Data provided

===

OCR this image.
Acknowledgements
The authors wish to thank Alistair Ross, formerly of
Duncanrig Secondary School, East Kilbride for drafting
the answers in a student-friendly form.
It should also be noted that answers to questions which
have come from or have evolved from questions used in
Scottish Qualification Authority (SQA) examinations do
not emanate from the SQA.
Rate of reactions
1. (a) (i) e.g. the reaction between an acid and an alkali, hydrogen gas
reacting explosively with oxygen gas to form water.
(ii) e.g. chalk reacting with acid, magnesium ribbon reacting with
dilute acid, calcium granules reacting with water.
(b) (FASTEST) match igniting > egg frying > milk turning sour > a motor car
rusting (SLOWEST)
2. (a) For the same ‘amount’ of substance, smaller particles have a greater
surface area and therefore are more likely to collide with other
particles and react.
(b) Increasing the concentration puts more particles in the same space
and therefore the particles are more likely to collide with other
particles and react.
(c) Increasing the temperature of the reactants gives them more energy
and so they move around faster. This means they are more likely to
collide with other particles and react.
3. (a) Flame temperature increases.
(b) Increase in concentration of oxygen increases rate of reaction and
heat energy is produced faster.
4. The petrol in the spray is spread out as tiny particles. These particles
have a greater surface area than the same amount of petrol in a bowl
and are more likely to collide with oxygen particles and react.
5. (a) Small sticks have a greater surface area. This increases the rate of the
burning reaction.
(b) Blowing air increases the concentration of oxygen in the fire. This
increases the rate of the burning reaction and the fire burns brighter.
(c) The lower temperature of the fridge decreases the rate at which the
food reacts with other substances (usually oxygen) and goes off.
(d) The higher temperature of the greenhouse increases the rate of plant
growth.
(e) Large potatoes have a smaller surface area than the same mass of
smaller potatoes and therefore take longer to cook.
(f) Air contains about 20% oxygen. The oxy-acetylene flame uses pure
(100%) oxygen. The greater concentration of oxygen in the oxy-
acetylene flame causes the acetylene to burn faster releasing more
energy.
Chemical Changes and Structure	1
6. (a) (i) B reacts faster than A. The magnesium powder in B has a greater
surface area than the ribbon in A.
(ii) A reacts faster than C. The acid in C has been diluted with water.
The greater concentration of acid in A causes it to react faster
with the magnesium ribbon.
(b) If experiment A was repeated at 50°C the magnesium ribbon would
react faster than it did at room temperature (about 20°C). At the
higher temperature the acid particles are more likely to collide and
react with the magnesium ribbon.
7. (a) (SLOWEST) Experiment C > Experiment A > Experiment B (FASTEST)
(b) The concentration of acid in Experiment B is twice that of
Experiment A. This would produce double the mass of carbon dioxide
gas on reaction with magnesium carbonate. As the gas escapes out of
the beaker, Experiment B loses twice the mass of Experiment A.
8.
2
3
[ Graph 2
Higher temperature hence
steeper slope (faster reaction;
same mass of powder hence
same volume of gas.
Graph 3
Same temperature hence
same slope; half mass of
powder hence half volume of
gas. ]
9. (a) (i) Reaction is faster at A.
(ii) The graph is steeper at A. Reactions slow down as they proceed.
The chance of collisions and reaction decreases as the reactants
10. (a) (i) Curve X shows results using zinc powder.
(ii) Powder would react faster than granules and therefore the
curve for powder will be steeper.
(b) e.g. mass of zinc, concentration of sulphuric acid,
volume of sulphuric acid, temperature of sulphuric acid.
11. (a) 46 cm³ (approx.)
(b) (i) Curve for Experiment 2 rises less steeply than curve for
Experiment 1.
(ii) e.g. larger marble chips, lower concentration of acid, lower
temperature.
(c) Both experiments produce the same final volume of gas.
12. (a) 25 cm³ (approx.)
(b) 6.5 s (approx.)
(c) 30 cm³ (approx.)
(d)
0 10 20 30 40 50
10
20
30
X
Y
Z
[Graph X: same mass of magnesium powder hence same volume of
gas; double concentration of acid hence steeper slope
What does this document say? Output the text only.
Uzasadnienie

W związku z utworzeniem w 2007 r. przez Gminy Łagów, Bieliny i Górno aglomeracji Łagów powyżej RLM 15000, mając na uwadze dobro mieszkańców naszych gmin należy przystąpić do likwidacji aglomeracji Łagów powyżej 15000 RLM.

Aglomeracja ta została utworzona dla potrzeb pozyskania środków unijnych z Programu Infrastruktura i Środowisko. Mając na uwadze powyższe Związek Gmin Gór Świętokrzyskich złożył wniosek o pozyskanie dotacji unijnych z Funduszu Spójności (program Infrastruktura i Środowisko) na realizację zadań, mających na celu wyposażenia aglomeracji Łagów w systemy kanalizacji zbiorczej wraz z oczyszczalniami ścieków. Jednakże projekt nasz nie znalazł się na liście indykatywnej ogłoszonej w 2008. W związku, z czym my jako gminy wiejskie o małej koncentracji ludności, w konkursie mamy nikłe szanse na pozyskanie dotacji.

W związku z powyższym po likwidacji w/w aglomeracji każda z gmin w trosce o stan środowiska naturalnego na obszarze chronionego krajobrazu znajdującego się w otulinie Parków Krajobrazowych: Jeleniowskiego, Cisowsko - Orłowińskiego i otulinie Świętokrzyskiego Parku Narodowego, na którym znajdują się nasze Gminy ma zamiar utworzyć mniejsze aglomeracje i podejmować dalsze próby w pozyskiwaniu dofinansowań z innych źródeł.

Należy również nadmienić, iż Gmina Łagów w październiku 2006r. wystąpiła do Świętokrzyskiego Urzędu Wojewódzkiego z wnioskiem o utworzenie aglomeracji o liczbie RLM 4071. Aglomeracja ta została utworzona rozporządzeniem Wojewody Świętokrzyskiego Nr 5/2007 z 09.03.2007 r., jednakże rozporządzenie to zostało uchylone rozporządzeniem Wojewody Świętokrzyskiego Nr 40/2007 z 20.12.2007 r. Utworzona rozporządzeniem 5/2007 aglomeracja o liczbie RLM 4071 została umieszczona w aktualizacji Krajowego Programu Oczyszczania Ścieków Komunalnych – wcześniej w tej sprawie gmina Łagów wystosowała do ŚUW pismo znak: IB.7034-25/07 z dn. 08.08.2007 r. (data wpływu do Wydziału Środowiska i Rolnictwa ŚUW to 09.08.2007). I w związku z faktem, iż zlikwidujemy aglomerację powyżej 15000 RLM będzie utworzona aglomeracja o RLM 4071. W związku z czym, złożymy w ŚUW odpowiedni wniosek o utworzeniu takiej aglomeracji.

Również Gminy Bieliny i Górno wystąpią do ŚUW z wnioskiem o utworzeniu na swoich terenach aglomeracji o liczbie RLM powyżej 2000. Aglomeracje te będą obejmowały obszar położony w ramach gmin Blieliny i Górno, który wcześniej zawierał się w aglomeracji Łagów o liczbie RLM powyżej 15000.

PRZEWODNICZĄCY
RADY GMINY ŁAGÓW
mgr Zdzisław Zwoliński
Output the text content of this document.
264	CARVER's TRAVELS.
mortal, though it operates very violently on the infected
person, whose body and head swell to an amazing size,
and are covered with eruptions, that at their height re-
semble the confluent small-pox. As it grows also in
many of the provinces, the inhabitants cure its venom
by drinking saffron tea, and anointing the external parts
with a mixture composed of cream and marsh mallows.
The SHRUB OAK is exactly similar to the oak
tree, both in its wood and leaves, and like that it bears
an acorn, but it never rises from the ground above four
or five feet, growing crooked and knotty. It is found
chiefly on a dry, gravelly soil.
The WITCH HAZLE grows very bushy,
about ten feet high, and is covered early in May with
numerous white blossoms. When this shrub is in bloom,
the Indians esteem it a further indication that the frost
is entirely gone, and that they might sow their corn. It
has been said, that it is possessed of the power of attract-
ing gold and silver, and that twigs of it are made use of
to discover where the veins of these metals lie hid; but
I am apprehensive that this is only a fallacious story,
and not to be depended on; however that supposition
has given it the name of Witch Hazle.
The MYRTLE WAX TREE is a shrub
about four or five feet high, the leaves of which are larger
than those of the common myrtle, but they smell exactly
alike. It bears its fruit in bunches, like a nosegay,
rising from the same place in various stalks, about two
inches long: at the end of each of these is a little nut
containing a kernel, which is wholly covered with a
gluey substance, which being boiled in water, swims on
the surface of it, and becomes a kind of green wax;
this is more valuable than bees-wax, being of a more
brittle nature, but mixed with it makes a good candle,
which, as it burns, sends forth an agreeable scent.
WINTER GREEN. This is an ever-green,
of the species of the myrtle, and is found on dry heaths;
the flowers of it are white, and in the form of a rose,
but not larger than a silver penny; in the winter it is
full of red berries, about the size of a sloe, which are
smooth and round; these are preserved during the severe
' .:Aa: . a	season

===

Given instruction
Copy every single line of the material above that holds "bears".

Exercise response
tree, both in its wood and leaves, and like that it bears
alike. It bears its fruit in bunches, like a nosegay,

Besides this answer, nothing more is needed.